WRITTEN EXERCISE: Repeat the listing in full, preserving every character.

DATASET CONTENT:
● ● ● ●

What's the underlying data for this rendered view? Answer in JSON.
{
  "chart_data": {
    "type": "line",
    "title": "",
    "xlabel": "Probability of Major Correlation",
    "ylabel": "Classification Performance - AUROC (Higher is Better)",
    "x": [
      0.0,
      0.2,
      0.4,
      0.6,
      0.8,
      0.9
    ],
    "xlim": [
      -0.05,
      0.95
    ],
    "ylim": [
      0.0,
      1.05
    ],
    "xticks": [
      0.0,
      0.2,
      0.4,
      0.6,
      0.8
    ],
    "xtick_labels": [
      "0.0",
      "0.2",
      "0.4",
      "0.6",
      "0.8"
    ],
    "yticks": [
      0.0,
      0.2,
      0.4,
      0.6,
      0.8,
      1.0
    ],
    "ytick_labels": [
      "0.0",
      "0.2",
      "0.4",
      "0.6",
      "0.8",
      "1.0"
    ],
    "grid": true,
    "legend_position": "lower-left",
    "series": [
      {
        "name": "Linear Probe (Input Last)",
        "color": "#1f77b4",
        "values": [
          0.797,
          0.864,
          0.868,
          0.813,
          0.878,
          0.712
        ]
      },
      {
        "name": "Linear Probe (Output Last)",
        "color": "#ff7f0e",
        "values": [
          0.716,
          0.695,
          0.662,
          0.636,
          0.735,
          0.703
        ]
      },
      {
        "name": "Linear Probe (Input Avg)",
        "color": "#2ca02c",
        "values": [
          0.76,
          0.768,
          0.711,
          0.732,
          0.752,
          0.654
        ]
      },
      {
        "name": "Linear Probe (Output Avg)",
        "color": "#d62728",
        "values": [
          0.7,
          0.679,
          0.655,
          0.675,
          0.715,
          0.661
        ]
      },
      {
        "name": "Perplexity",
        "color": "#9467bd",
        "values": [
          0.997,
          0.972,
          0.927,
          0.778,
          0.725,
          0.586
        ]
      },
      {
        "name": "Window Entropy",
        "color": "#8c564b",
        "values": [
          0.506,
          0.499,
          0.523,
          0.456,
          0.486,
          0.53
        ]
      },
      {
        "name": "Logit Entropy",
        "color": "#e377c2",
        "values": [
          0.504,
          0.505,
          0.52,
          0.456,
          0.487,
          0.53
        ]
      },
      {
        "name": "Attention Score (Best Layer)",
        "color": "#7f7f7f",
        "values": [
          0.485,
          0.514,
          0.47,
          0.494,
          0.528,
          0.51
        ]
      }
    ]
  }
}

● ● ● ●

FINISHED EXERCISE:
What's the underlying data for this rendered view? Answer in JSON.
{
  "chart_data": {
    "type": "line",
    "title": "",
    "xlabel": "Probability of Major Correlation",
    "ylabel": "Classification Performance - AUROC (Higher is Better)",
    "x": [
      0.0,
      0.2,
      0.4,
      0.6,
      0.8,
      0.9
    ],
    "xlim": [
      -0.05,
      0.95
    ],
    "ylim": [
      0.0,
      1.05
    ],
    "xticks": [
      0.0,
      0.2,
      0.4,
      0.6,
      0.8
    ],
    "xtick_labels": [
      "0.0",
      "0.2",
      "0.4",
      "0.6",
      "0.8"
    ],
    "yticks": [
      0.0,
      0.2,
      0.4,
      0.6,
      0.8,
      1.0
    ],
    "ytick_labels": [
      "0.0",
      "0.2",
      "0.4",
      "0.6",
      "0.8",
      "1.0"
    ],
    "grid": true,
    "legend_position": "lower-left",
    "series": [
      {
        "name": "Linear Probe (Input Last)",
        "color": "#1f77b4",
        "values": [
          0.797,
          0.864,
          0.868,
          0.813,
          0.878,
          0.712
        ]
      },
      {
        "name": "Linear Probe (Output Last)",
        "color": "#ff7f0e",
        "values": [
          0.716,
          0.695,
          0.662,
          0.636,
          0.735,
          0.703
        ]
      },
      {
        "name": "Linear Probe (Input Avg)",
        "color": "#2ca02c",
        "values": [
          0.76,
          0.768,
          0.711,
          0.732,
          0.752,
          0.654
        ]
      },
      {
        "name": "Linear Probe (Output Avg)",
        "color": "#d62728",
        "values": [
          0.7,
          0.679,
          0.655,
          0.675,
          0.715,
          0.661
        ]
      },
      {
        "name": "Perplexity",
        "color": "#9467bd",
        "values": [
          0.997,
          0.972,
          0.927,
          0.778,
          0.725,
          0.586
        ]
      },
      {
        "name": "Window Entropy",
        "color": "#8c564b",
        "values": [
          0.506,
          0.499,
          0.523,
          0.456,
          0.486,
          0.53
        ]
      },
      {
        "name": "Logit Entropy",
        "color": "#e377c2",
        "values": [
          0.504,
          0.505,
          0.52,
          0.456,
          0.487,
          0.53
        ]
      },
      {
        "name": "Attention Score (Best Layer)",
        "color": "#7f7f7f",
        "values": [
          0.485,
          0.514,
          0.47,
          0.494,
          0.528,
          0.51
        ]
      }
    ]
  }
}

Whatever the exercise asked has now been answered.